In the material below, the lines containing the word "were" are required; copy each of them.
### Entries provided ###
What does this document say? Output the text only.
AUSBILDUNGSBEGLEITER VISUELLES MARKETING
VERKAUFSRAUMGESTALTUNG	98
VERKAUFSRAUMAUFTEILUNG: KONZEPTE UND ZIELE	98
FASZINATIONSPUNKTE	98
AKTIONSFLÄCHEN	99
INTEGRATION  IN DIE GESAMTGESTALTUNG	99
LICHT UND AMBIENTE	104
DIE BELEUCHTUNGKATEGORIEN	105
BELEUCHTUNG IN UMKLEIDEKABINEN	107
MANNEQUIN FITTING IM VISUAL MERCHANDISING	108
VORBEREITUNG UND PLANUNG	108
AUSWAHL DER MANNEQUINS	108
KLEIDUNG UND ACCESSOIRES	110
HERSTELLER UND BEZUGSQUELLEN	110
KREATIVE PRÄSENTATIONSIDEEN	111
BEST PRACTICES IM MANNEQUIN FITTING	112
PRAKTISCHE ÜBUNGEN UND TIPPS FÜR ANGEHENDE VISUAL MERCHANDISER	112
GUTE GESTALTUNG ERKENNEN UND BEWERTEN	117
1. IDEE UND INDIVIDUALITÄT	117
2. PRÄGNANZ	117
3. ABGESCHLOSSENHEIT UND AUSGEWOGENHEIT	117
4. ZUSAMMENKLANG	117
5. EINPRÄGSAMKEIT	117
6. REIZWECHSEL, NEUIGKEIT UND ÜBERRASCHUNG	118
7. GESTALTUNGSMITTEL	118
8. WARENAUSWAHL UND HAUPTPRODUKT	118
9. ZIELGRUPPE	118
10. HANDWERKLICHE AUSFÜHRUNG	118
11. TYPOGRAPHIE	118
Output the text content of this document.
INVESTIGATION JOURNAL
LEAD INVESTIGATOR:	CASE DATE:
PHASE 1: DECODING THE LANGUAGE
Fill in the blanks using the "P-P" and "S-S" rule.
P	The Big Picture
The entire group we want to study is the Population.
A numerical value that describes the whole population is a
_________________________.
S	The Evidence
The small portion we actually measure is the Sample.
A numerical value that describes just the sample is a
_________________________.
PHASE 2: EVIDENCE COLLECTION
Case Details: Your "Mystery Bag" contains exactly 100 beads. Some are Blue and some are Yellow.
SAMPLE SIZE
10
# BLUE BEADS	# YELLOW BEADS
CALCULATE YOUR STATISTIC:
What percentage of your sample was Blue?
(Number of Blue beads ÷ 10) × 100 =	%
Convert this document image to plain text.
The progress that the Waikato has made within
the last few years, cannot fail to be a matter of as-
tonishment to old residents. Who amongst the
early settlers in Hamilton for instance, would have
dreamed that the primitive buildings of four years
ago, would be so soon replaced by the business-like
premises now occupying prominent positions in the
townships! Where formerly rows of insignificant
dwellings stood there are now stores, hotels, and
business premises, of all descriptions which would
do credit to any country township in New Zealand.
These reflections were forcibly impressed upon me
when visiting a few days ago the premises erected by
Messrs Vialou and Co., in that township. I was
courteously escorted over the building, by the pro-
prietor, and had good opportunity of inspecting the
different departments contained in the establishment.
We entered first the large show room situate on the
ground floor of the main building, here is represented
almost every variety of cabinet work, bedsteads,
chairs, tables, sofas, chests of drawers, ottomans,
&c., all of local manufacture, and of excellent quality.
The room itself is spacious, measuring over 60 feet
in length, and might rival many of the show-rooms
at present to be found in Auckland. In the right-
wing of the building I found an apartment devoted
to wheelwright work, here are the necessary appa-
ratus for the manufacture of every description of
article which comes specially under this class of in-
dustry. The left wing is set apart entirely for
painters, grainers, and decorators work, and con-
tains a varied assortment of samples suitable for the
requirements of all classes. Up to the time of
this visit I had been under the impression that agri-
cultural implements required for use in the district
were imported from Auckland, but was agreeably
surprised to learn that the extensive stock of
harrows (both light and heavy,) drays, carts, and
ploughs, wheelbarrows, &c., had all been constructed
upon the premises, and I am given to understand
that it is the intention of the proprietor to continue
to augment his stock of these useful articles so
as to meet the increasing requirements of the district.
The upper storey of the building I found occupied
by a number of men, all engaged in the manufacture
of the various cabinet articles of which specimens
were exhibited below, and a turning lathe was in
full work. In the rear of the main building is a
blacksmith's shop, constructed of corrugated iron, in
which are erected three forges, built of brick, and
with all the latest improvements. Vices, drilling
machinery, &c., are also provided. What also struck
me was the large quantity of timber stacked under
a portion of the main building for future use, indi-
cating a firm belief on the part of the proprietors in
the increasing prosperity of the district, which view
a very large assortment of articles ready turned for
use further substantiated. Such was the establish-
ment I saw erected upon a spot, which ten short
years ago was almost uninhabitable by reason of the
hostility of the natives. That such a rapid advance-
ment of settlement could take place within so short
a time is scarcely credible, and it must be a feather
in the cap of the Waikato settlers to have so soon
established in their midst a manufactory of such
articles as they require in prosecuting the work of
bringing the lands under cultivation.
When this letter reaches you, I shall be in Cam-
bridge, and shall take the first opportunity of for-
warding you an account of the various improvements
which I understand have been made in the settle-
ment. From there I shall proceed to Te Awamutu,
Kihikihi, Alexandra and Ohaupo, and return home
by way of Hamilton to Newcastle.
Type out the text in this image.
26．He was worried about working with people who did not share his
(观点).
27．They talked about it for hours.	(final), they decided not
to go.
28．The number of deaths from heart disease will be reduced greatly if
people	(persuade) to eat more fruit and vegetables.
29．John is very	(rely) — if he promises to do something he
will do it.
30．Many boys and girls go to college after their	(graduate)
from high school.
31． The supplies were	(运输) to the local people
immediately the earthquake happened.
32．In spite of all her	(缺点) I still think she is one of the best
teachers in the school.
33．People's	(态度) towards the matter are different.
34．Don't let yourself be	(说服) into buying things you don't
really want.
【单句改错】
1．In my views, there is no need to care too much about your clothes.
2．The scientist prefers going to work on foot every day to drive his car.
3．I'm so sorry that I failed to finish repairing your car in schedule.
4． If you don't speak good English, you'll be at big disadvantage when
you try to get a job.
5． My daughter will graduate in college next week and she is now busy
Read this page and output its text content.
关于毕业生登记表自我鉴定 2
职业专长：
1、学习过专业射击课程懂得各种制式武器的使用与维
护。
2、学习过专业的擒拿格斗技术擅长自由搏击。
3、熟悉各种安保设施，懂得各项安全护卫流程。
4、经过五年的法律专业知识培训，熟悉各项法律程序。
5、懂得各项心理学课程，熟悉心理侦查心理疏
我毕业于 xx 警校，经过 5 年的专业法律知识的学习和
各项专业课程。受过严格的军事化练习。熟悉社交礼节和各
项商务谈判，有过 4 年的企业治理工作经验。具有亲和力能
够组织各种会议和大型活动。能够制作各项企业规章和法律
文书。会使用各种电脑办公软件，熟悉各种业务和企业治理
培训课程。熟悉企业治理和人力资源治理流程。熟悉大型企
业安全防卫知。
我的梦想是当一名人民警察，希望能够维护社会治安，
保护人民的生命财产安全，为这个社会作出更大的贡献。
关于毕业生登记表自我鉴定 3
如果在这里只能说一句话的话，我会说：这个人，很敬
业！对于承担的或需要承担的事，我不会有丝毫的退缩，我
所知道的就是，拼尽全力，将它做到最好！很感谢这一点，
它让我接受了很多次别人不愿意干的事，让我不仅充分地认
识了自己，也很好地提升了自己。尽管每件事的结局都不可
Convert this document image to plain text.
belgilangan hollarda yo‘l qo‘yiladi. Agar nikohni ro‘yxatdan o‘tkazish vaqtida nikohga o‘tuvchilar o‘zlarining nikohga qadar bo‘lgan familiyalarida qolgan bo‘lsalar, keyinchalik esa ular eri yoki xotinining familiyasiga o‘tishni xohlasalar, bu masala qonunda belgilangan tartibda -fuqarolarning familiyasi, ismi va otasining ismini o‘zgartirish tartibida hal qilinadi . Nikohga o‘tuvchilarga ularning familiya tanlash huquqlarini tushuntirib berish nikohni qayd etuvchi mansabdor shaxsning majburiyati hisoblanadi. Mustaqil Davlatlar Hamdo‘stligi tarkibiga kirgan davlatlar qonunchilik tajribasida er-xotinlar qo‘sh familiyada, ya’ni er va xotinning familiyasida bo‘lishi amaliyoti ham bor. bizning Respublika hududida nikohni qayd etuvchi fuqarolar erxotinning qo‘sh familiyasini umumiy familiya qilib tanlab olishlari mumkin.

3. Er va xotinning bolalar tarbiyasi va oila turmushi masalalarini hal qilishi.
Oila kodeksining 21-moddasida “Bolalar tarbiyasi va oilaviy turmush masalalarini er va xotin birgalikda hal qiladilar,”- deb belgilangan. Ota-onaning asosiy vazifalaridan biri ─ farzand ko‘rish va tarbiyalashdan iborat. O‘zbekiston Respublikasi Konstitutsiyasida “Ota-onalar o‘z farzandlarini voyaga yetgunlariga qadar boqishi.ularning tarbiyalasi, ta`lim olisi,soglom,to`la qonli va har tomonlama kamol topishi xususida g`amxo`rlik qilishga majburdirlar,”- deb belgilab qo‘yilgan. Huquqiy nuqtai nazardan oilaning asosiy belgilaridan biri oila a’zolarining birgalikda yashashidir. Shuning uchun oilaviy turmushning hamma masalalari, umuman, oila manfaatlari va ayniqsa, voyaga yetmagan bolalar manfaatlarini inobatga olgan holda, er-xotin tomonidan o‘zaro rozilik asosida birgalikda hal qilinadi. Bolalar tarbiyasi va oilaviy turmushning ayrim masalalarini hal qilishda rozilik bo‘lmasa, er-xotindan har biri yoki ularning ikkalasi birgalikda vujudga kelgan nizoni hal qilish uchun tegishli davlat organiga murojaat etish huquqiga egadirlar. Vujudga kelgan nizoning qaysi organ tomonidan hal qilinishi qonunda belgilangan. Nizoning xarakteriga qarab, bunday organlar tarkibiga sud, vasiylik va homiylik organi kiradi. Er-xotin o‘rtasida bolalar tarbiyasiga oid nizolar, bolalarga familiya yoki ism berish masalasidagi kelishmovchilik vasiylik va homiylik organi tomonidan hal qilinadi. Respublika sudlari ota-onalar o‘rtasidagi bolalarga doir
###
* _Output of the exercise_:
These reflections were forcibly impressed upon me
were imported from Auckland, but was agreeably
were exhibited below, and a turning lathe was in
31． The supplies were	(运输) to the local people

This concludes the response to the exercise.